Instruction:
Quote all of the data that follows exactly as written, skipping the images.

Entries shown:

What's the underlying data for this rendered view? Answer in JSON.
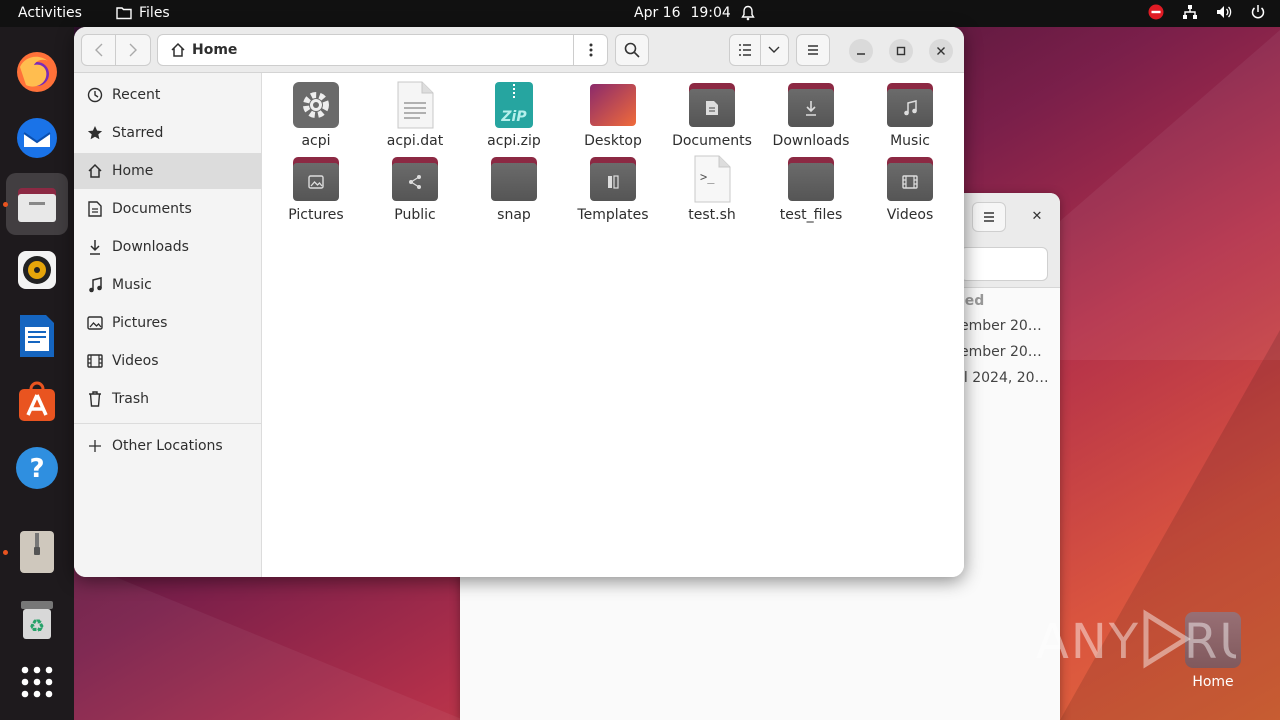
{
  "topbar": {
    "activities": "Activities",
    "app_name": "Files",
    "date": "Apr 16",
    "time": "19:04"
  },
  "dock": {
    "items": [
      "Firefox",
      "Thunderbird",
      "Files",
      "Rhythmbox",
      "LibreOffice Writer",
      "Ubuntu Software",
      "Help",
      "Archive Manager",
      "Trash",
      "Show Applications"
    ]
  },
  "window": {
    "path_label": "Home"
  },
  "sidebar": {
    "items": [
      {
        "label": "Recent",
        "icon": "clock-icon"
      },
      {
        "label": "Starred",
        "icon": "star-icon"
      },
      {
        "label": "Home",
        "icon": "home-icon"
      },
      {
        "label": "Documents",
        "icon": "document-icon"
      },
      {
        "label": "Downloads",
        "icon": "download-icon"
      },
      {
        "label": "Music",
        "icon": "music-icon"
      },
      {
        "label": "Pictures",
        "icon": "picture-icon"
      },
      {
        "label": "Videos",
        "icon": "video-icon"
      },
      {
        "label": "Trash",
        "icon": "trash-icon"
      }
    ],
    "other_locations": "Other Locations"
  },
  "files": [
    {
      "name": "acpi",
      "type": "executable"
    },
    {
      "name": "acpi.dat",
      "type": "text"
    },
    {
      "name": "acpi.zip",
      "type": "zip"
    },
    {
      "name": "Desktop",
      "type": "desktop-folder"
    },
    {
      "name": "Documents",
      "type": "folder"
    },
    {
      "name": "Downloads",
      "type": "folder"
    },
    {
      "name": "Music",
      "type": "folder"
    },
    {
      "name": "Pictures",
      "type": "folder"
    },
    {
      "name": "Public",
      "type": "folder"
    },
    {
      "name": "snap",
      "type": "folder"
    },
    {
      "name": "Templates",
      "type": "folder"
    },
    {
      "name": "test.sh",
      "type": "script"
    },
    {
      "name": "test_files",
      "type": "folder"
    },
    {
      "name": "Videos",
      "type": "folder"
    }
  ],
  "background_window": {
    "column_header": "ied",
    "rows": [
      "ember 20…",
      "ember 20…",
      "il 2024, 20…"
    ]
  },
  "desktop": {
    "home_label": "Home",
    "watermark": "ANY RUN"
  },
  "colors": {
    "accent": "#e95420",
    "folder_tab": "#8c2943",
    "selected_row": "#dcdcdc"
  }
}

The reply:
What's the underlying data for this rendered view? Answer in JSON.
{
  "topbar": {
    "activities": "Activities",
    "app_name": "Files",
    "date": "Apr 16",
    "time": "19:04"
  },
  "dock": {
    "items": [
      "Firefox",
      "Thunderbird",
      "Files",
      "Rhythmbox",
      "LibreOffice Writer",
      "Ubuntu Software",
      "Help",
      "Archive Manager",
      "Trash",
      "Show Applications"
    ]
  },
  "window": {
    "path_label": "Home"
  },
  "sidebar": {
    "items": [
      {
        "label": "Recent",
        "icon": "clock-icon"
      },
      {
        "label": "Starred",
        "icon": "star-icon"
      },
      {
        "label": "Home",
        "icon": "home-icon"
      },
      {
        "label": "Documents",
        "icon": "document-icon"
      },
      {
        "label": "Downloads",
        "icon": "download-icon"
      },
      {
        "label": "Music",
        "icon": "music-icon"
      },
      {
        "label": "Pictures",
        "icon": "picture-icon"
      },
      {
        "label": "Videos",
        "icon": "video-icon"
      },
      {
        "label": "Trash",
        "icon": "trash-icon"
      }
    ],
    "other_locations": "Other Locations"
  },
  "files": [
    {
      "name": "acpi",
      "type": "executable"
    },
    {
      "name": "acpi.dat",
      "type": "text"
    },
    {
      "name": "acpi.zip",
      "type": "zip"
    },
    {
      "name": "Desktop",
      "type": "desktop-folder"
    },
    {
      "name": "Documents",
      "type": "folder"
    },
    {
      "name": "Downloads",
      "type": "folder"
    },
    {
      "name": "Music",
      "type": "folder"
    },
    {
      "name": "Pictures",
      "type": "folder"
    },
    {
      "name": "Public",
      "type": "folder"
    },
    {
      "name": "snap",
      "type": "folder"
    },
    {
      "name": "Templates",
      "type": "folder"
    },
    {
      "name": "test.sh",
      "type": "script"
    },
    {
      "name": "test_files",
      "type": "folder"
    },
    {
      "name": "Videos",
      "type": "folder"
    }
  ],
  "background_window": {
    "column_header": "ied",
    "rows": [
      "ember 20…",
      "ember 20…",
      "il 2024, 20…"
    ]
  },
  "desktop": {
    "home_label": "Home",
    "watermark": "ANY RUN"
  },
  "colors": {
    "accent": "#e95420",
    "folder_tab": "#8c2943",
    "selected_row": "#dcdcdc"
  }
}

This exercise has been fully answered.